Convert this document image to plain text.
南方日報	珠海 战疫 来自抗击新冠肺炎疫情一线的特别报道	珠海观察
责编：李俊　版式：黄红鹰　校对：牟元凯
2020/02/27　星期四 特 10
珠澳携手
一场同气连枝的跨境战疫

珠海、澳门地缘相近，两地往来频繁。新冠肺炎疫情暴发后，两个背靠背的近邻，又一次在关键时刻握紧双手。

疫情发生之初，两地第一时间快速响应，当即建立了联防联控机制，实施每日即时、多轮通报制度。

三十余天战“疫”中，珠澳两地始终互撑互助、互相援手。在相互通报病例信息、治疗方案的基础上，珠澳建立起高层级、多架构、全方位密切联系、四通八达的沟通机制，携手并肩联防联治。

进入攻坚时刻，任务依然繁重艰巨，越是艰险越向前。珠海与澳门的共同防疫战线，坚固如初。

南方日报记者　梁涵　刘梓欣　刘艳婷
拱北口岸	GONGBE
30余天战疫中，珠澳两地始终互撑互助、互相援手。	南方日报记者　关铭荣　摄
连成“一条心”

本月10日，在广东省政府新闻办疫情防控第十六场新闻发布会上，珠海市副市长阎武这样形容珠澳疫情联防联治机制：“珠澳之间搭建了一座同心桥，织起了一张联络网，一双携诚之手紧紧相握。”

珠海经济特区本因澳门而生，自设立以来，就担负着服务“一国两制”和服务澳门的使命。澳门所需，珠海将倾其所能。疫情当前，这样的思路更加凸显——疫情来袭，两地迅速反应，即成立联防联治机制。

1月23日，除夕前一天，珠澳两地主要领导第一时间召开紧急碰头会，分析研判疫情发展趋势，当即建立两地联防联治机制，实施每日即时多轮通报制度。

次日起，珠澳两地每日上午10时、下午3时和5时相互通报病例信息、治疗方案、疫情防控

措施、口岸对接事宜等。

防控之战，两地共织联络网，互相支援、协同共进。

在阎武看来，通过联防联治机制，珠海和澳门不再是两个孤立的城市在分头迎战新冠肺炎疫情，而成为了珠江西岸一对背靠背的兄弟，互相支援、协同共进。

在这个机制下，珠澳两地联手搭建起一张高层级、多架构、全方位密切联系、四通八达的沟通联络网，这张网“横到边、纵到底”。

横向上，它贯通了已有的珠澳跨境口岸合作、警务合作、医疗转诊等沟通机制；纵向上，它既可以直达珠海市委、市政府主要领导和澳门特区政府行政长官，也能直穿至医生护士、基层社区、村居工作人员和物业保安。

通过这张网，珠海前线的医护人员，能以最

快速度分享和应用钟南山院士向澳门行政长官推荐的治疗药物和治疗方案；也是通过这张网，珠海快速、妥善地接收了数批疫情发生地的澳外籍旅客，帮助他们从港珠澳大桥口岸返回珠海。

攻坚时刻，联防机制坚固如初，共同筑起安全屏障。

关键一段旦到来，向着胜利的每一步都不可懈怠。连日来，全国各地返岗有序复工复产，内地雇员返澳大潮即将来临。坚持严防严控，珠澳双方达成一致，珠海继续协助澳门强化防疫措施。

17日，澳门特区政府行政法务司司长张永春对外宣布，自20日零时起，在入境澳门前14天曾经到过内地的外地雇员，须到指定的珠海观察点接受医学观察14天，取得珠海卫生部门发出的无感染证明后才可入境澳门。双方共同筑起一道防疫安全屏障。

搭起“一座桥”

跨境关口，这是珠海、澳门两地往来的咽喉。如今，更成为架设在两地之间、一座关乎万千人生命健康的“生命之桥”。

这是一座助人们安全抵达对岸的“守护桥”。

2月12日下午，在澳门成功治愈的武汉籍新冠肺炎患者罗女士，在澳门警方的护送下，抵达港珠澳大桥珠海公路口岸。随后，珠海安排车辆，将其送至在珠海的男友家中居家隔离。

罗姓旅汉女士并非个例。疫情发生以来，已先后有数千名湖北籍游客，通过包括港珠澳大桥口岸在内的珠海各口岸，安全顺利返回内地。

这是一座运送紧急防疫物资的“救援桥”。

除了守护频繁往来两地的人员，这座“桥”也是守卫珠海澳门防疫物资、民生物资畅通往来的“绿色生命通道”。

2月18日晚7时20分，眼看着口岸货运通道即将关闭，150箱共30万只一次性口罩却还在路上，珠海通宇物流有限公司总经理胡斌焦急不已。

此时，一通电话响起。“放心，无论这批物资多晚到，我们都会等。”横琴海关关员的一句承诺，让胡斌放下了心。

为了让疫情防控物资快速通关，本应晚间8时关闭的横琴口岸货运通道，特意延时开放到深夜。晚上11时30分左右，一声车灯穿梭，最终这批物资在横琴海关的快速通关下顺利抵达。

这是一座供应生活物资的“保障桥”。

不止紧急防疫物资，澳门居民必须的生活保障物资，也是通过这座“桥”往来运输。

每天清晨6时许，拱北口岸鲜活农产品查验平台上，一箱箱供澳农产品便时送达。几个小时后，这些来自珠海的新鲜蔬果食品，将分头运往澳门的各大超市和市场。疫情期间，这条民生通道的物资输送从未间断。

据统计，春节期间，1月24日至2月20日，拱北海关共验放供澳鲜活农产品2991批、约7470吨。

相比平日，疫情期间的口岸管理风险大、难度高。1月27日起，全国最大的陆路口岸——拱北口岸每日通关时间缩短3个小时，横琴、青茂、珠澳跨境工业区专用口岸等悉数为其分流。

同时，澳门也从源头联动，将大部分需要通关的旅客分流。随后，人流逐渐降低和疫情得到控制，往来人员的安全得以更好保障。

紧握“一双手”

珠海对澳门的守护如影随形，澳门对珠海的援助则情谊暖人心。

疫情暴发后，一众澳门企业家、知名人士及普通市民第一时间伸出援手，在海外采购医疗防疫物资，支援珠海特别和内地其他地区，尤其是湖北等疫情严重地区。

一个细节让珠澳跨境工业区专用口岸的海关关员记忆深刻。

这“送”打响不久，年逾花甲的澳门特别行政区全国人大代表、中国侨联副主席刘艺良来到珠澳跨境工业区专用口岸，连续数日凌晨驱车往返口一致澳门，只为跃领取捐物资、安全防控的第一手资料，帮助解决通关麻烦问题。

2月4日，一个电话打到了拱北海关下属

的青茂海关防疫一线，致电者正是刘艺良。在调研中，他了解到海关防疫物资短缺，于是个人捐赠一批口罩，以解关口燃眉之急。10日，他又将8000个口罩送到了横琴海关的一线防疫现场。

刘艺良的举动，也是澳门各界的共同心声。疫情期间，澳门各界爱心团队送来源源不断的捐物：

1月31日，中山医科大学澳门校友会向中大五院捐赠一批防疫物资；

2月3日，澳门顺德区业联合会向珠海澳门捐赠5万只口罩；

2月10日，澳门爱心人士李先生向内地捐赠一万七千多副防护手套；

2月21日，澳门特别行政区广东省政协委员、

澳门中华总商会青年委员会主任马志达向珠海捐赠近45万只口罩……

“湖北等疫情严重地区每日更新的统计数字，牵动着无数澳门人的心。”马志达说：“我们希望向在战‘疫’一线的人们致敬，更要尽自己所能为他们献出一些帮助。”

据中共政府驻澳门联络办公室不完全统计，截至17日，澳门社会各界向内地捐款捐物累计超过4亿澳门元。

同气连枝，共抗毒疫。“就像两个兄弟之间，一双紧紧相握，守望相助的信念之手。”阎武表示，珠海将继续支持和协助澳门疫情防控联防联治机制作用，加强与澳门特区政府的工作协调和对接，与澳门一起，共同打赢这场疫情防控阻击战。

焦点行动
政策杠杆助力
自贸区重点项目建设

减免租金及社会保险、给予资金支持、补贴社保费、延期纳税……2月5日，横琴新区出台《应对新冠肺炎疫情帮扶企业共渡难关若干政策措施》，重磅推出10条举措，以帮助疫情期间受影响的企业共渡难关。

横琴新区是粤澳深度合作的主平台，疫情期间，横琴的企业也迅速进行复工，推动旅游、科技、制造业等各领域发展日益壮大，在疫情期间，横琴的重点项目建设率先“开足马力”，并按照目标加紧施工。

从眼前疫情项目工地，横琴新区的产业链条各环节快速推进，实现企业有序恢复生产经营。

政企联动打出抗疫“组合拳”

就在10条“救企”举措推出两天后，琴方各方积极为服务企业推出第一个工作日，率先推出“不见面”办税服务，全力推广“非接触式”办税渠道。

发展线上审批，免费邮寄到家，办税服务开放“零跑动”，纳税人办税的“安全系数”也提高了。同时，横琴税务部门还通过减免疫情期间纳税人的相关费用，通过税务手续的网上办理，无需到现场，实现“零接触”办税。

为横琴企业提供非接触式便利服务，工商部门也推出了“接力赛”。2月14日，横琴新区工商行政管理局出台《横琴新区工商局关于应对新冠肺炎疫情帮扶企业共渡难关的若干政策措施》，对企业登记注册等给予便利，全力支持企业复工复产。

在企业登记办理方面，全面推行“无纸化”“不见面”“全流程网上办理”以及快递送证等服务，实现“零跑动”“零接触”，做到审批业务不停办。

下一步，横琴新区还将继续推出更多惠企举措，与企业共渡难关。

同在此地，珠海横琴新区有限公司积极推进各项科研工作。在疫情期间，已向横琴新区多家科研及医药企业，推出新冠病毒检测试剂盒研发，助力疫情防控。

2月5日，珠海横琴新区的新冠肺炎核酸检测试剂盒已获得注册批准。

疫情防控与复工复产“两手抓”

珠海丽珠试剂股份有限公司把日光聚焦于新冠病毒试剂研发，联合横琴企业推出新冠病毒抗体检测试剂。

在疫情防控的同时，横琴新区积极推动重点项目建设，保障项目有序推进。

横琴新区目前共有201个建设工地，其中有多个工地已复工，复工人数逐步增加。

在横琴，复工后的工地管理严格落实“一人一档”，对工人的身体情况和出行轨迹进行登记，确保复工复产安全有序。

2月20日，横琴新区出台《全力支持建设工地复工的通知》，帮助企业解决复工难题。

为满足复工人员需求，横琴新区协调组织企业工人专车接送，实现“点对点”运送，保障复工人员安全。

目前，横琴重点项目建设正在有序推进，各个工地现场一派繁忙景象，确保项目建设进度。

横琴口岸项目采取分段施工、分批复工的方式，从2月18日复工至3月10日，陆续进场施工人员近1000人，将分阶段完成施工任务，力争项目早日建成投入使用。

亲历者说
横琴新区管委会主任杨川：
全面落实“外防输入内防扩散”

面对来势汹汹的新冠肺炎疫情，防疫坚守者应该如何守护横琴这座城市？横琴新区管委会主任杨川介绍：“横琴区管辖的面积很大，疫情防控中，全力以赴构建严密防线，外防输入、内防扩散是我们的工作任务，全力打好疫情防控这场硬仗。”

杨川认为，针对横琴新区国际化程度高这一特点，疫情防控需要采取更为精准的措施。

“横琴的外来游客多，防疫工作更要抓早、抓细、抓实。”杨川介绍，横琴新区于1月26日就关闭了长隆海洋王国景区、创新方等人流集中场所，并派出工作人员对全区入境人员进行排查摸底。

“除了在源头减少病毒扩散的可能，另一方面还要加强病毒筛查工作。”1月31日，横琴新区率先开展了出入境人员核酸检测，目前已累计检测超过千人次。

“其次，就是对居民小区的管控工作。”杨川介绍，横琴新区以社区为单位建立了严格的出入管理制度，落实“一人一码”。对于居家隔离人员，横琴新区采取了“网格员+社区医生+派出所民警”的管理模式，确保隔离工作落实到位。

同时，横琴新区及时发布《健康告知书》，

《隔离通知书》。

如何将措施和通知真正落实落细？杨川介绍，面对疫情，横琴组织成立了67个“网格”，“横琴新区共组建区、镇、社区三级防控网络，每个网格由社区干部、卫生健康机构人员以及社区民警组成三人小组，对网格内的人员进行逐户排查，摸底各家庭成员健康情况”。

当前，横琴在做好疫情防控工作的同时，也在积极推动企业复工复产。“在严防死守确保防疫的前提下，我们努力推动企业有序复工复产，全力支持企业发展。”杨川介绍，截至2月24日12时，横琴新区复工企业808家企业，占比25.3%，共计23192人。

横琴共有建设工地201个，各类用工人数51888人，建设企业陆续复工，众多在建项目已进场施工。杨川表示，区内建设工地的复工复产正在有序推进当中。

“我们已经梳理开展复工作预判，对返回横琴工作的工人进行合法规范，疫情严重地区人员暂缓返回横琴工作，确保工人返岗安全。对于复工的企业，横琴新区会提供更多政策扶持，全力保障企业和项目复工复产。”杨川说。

━━━━━━━━━━━━━━━━

> _Required task_: Say how many lines hold the word "在疫情期间", giving the number and nothing else.

> _Output for this exercise_: 2